Do this: Please copy the rows without any change, starting with the row that contains "y-tick-label: 68 [42,360,56,373]" and going on through the row that contains "x-tick-label: 2014 [683,457,711,470]", both included.

=====

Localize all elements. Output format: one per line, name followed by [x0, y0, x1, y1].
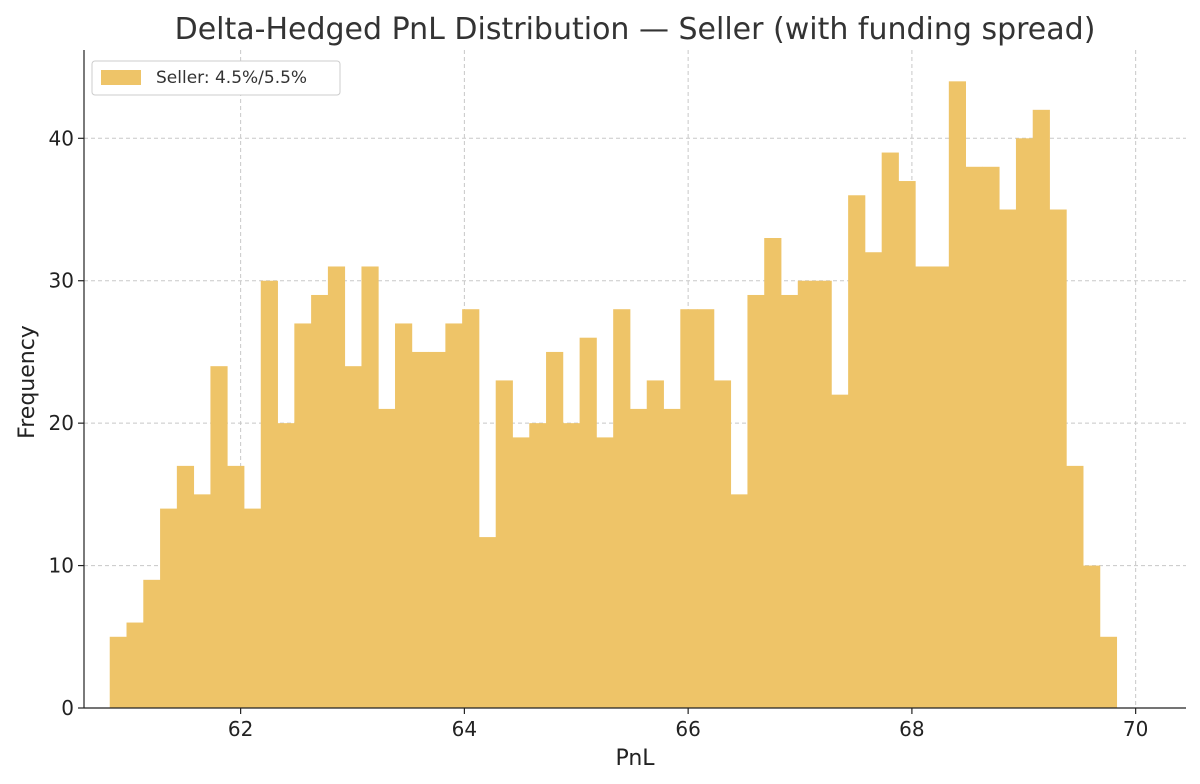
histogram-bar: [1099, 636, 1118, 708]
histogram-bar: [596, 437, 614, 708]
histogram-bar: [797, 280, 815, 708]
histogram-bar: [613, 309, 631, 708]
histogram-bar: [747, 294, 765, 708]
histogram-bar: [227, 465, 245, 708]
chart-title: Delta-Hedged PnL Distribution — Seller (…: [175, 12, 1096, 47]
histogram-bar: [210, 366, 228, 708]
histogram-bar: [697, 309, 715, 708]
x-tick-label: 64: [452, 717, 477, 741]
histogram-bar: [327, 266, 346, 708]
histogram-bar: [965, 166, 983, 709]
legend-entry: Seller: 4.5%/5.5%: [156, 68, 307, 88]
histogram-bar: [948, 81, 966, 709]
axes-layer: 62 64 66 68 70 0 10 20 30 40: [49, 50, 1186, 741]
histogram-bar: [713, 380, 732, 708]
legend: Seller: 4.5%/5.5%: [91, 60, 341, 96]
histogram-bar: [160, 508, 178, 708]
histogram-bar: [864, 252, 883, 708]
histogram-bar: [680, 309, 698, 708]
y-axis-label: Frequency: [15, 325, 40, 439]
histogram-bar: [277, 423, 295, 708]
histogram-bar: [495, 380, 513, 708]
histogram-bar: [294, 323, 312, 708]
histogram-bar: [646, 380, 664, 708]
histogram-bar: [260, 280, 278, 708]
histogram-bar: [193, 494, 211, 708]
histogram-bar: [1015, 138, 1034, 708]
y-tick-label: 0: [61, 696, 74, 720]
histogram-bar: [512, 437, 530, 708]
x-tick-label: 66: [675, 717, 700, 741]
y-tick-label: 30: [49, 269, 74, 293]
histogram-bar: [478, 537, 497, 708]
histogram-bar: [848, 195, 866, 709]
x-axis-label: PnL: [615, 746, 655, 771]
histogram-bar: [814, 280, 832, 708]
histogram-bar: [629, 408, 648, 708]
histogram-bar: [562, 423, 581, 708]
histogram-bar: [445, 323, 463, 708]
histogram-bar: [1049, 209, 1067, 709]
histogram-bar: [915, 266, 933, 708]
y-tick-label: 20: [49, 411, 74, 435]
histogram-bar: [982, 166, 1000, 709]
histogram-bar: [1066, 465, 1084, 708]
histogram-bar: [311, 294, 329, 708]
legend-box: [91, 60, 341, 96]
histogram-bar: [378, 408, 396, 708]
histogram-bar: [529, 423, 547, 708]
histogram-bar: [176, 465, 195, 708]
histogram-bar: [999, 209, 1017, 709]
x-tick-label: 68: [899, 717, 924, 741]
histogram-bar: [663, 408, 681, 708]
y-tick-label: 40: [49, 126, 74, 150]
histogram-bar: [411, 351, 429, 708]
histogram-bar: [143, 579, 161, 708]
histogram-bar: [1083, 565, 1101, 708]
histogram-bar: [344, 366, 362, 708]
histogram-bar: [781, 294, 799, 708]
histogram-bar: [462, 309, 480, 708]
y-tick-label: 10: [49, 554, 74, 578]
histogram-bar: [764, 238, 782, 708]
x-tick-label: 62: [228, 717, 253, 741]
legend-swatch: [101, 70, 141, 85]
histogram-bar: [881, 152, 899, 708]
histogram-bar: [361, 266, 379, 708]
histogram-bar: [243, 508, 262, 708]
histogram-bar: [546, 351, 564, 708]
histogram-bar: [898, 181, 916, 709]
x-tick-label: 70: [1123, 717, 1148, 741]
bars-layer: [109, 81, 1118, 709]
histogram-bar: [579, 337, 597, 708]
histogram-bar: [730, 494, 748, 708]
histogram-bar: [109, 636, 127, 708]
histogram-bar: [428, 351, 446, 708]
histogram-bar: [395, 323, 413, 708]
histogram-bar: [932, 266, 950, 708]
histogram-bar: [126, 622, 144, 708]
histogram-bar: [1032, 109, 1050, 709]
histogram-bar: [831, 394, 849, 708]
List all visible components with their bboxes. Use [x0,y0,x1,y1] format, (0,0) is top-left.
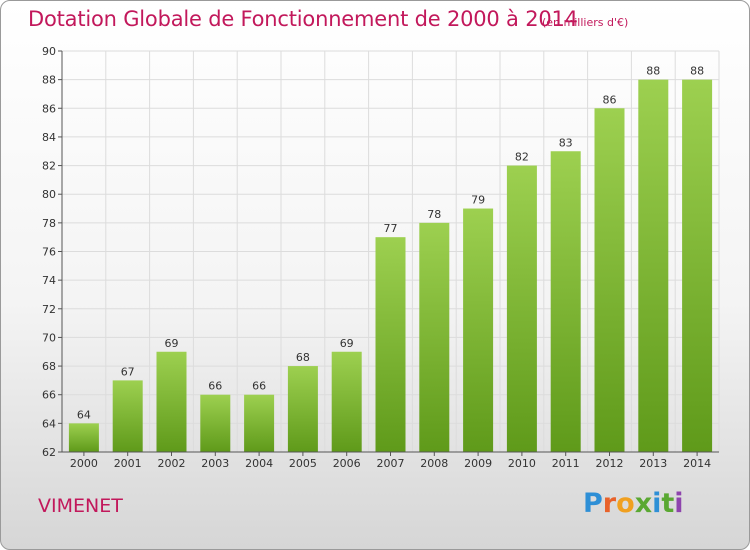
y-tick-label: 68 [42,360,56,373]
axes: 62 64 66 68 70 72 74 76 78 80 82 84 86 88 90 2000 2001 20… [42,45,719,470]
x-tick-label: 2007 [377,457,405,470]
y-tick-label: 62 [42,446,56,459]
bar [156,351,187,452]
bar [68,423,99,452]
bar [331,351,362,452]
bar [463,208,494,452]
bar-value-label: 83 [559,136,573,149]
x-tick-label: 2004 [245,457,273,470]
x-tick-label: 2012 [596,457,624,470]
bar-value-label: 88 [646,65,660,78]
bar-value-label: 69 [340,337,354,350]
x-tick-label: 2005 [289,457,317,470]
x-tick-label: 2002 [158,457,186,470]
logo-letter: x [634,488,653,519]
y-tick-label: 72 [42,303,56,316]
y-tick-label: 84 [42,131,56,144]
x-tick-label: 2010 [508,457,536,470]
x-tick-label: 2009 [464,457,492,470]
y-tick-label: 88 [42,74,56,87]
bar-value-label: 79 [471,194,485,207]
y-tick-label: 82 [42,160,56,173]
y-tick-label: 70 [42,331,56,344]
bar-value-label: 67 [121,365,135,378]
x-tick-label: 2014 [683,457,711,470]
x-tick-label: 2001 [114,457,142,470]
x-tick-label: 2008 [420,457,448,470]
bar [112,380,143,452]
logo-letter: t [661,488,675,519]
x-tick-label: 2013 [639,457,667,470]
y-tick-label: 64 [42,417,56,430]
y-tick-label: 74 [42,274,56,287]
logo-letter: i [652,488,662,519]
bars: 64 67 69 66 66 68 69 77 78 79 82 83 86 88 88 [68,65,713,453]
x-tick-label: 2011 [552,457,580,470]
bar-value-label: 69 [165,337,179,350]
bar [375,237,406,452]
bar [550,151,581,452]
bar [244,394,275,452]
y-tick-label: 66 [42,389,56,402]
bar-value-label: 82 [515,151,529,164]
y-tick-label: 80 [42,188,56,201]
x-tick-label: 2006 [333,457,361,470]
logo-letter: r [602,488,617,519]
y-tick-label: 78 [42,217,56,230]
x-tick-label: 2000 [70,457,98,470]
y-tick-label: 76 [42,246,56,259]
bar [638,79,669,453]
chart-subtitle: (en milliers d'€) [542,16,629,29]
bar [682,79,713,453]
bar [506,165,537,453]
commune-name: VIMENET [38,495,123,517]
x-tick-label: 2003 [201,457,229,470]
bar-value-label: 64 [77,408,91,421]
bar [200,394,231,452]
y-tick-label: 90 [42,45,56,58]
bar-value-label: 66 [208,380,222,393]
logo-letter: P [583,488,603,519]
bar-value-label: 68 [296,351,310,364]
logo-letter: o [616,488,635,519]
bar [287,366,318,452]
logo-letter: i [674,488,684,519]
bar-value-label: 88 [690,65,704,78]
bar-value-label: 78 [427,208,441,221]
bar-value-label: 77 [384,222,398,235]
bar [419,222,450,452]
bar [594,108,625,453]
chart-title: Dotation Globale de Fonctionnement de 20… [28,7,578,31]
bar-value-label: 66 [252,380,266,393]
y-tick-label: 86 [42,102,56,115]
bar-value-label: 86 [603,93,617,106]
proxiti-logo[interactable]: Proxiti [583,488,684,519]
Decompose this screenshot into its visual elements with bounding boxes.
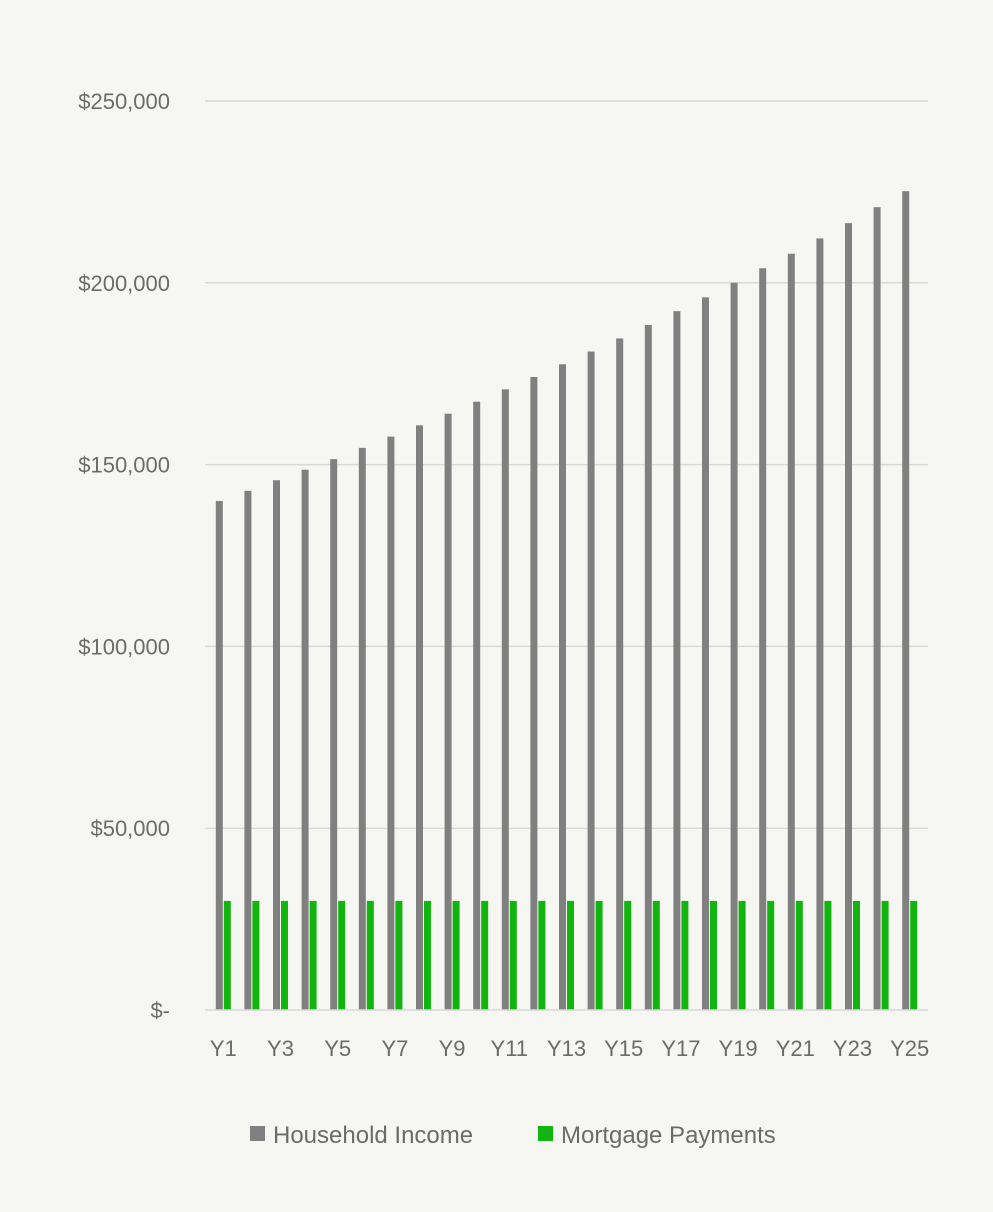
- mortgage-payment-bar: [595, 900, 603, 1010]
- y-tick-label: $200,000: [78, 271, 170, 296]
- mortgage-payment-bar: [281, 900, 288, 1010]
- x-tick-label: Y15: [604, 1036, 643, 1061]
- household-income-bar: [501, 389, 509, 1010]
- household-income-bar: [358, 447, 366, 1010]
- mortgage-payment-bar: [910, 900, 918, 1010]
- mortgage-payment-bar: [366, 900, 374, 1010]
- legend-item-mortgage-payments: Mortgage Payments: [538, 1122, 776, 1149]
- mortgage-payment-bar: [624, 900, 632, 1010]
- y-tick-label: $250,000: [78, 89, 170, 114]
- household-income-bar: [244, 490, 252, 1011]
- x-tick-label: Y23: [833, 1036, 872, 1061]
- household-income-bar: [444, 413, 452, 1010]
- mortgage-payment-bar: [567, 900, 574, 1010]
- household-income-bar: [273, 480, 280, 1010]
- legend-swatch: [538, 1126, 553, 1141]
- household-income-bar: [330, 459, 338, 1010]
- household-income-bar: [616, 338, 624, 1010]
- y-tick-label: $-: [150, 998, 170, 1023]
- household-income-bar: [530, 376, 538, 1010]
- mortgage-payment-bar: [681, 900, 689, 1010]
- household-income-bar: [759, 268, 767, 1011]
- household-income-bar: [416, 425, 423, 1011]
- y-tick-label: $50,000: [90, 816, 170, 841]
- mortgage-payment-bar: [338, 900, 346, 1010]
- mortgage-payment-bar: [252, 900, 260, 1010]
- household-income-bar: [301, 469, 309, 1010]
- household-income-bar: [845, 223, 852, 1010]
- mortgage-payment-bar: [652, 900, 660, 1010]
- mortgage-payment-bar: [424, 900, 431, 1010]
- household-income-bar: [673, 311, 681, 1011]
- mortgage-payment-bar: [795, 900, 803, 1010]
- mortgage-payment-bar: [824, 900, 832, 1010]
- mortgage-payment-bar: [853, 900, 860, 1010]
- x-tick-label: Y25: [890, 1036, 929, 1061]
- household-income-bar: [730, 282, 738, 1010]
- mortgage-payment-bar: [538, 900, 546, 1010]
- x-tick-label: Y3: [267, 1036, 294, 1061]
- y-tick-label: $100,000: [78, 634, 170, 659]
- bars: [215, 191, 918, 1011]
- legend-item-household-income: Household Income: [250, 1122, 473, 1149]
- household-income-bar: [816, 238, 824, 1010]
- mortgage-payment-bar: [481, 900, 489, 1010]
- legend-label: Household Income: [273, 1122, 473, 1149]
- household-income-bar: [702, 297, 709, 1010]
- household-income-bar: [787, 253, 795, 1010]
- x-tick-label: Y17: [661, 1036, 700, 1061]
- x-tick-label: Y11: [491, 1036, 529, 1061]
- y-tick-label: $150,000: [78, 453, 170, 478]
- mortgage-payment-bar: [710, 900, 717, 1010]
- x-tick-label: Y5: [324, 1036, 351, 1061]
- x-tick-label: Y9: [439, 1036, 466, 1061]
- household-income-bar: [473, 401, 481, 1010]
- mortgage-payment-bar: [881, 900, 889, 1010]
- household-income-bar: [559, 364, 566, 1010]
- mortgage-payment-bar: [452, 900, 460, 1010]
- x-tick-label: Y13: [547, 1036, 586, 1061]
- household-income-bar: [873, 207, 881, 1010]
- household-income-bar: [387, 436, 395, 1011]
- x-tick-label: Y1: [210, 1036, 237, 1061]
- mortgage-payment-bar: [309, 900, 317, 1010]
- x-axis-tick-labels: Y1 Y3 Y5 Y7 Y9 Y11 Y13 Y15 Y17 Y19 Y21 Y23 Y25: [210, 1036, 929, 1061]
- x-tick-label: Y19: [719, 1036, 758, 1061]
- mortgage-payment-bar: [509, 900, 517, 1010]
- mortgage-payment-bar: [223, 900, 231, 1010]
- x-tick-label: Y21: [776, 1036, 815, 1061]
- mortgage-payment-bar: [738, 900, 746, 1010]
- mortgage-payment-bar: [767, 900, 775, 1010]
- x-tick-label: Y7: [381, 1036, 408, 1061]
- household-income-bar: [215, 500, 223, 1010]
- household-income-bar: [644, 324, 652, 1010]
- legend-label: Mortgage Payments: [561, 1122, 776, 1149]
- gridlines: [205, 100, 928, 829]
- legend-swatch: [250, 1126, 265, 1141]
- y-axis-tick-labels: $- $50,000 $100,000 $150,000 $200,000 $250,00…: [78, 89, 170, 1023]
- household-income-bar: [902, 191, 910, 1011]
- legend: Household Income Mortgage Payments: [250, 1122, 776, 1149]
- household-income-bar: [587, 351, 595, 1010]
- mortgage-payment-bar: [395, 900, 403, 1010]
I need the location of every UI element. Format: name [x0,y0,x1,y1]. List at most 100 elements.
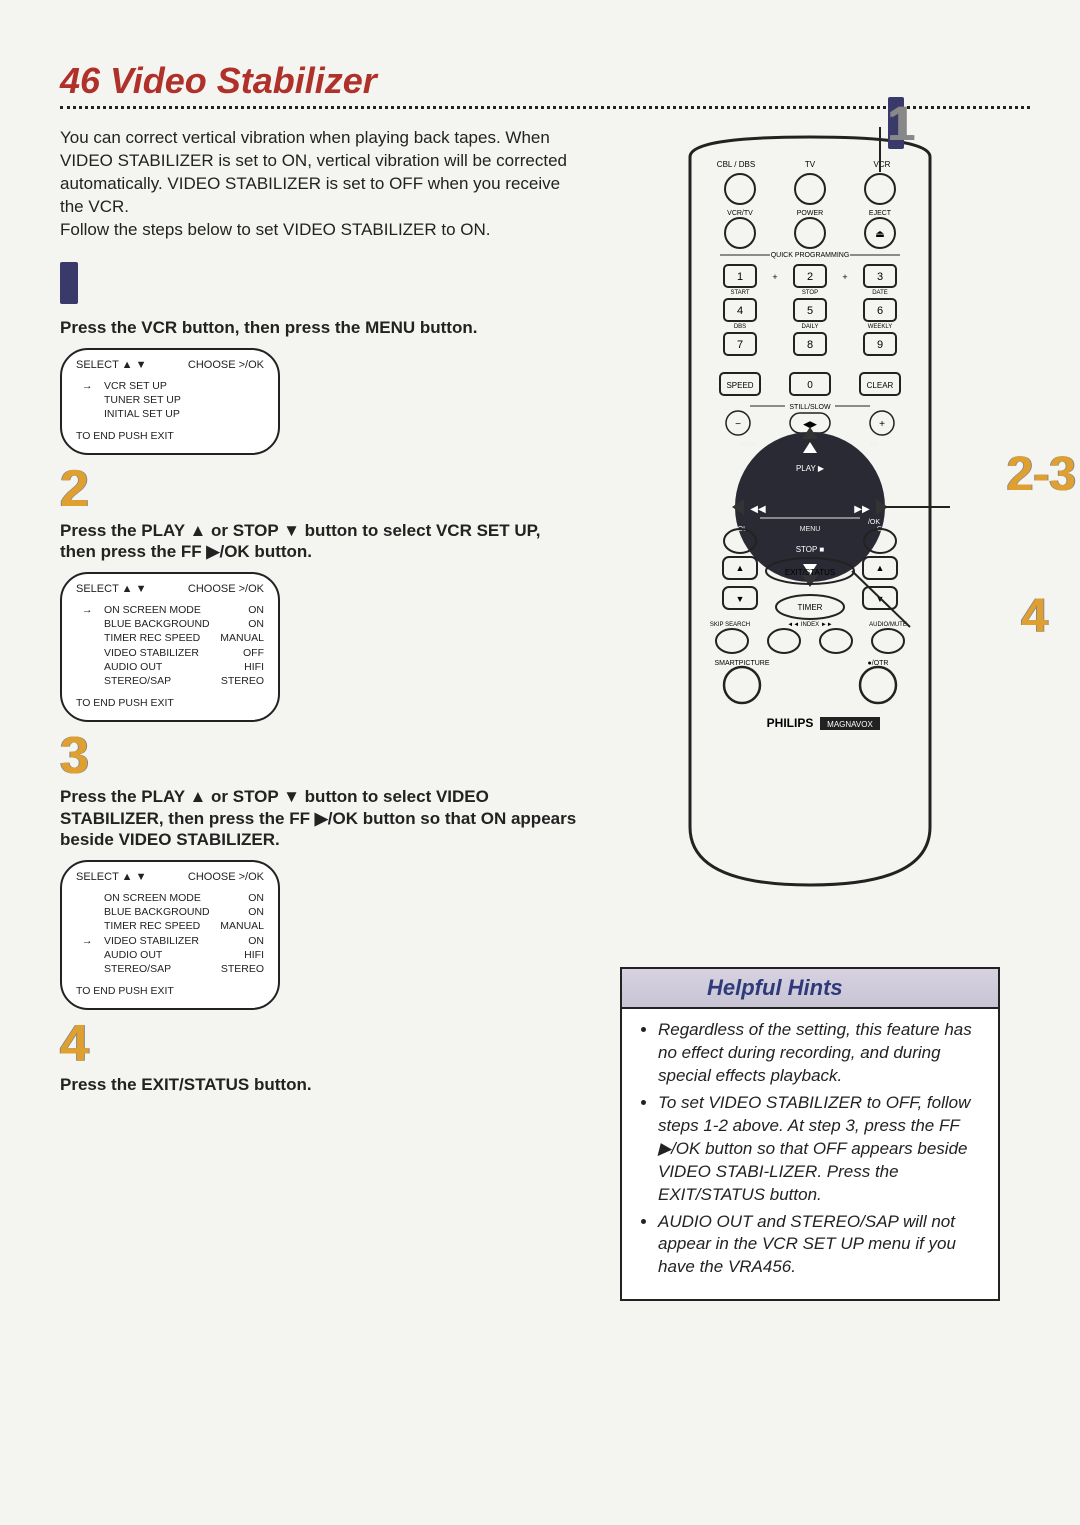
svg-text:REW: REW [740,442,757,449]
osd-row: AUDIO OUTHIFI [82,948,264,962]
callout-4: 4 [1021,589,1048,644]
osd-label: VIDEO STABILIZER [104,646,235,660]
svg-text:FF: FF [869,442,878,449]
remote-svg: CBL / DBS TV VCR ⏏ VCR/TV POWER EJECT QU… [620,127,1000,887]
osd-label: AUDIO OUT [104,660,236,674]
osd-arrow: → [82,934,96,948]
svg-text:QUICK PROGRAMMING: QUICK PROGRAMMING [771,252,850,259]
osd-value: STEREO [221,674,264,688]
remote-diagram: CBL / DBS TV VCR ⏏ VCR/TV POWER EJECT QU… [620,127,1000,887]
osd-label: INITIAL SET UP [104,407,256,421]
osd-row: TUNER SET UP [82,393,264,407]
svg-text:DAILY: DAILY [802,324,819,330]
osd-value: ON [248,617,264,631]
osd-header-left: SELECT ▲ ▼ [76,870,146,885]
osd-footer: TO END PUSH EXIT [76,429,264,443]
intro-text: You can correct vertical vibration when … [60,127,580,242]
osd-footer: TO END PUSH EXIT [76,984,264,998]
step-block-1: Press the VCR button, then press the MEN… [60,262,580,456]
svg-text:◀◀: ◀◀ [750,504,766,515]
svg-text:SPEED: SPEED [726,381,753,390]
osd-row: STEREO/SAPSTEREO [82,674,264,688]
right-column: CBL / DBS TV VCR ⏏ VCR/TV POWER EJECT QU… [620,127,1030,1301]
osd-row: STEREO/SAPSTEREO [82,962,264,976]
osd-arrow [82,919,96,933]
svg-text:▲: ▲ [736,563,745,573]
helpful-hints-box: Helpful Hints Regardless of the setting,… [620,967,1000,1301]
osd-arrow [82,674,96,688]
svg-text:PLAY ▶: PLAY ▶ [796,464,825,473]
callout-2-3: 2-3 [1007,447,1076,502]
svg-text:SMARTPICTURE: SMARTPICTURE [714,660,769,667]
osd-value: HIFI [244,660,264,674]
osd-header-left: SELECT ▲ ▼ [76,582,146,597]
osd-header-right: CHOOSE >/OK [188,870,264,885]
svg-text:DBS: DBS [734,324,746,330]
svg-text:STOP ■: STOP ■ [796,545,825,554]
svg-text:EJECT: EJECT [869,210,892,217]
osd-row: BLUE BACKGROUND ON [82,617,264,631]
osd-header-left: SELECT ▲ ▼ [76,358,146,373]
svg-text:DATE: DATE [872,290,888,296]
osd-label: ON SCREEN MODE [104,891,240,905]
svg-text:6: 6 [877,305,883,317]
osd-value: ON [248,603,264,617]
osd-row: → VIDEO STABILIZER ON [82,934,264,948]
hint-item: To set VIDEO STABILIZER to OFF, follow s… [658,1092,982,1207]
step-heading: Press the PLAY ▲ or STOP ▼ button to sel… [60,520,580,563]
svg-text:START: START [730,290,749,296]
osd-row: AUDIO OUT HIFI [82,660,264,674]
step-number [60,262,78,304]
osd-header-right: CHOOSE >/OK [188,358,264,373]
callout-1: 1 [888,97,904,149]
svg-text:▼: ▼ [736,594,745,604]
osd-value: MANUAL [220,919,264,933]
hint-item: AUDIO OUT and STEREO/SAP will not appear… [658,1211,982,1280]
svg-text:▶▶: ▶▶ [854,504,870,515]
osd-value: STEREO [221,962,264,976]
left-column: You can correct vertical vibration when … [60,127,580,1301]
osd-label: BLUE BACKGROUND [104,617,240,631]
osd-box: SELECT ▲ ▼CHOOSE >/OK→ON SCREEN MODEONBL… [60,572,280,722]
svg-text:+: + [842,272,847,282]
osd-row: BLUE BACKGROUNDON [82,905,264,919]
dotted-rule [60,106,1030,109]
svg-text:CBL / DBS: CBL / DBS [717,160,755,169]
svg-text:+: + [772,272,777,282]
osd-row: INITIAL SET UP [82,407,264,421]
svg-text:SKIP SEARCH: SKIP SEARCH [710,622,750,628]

=====

The completed task:
y-tick-label: 68 [42,360,56,373]
axes: 62 64 66 68 70 72 74 76 78 80 82 84 86 88 90 2000 2001 20… [42,45,719,470]
x-tick-label: 2007 [377,457,405,470]
y-tick-label: 62 [42,446,56,459]
bar [156,351,187,452]
bar [68,423,99,452]
bar [331,351,362,452]
bar [463,208,494,452]
bar-value-label: 83 [559,136,573,149]
x-tick-label: 2004 [245,457,273,470]
x-tick-label: 2012 [596,457,624,470]
bar-value-label: 88 [646,65,660,78]
bar-value-label: 69 [340,337,354,350]
x-tick-label: 2005 [289,457,317,470]
x-tick-label: 2002 [158,457,186,470]
logo-letter: x [634,488,653,519]
y-tick-label: 72 [42,303,56,316]
y-tick-label: 84 [42,131,56,144]
x-tick-label: 2010 [508,457,536,470]
x-tick-label: 2009 [464,457,492,470]
y-tick-label: 88 [42,74,56,87]
bar-value-label: 79 [471,194,485,207]
y-tick-label: 82 [42,160,56,173]
y-tick-label: 70 [42,331,56,344]
bar-value-label: 67 [121,365,135,378]
x-tick-label: 2014 [683,457,711,470]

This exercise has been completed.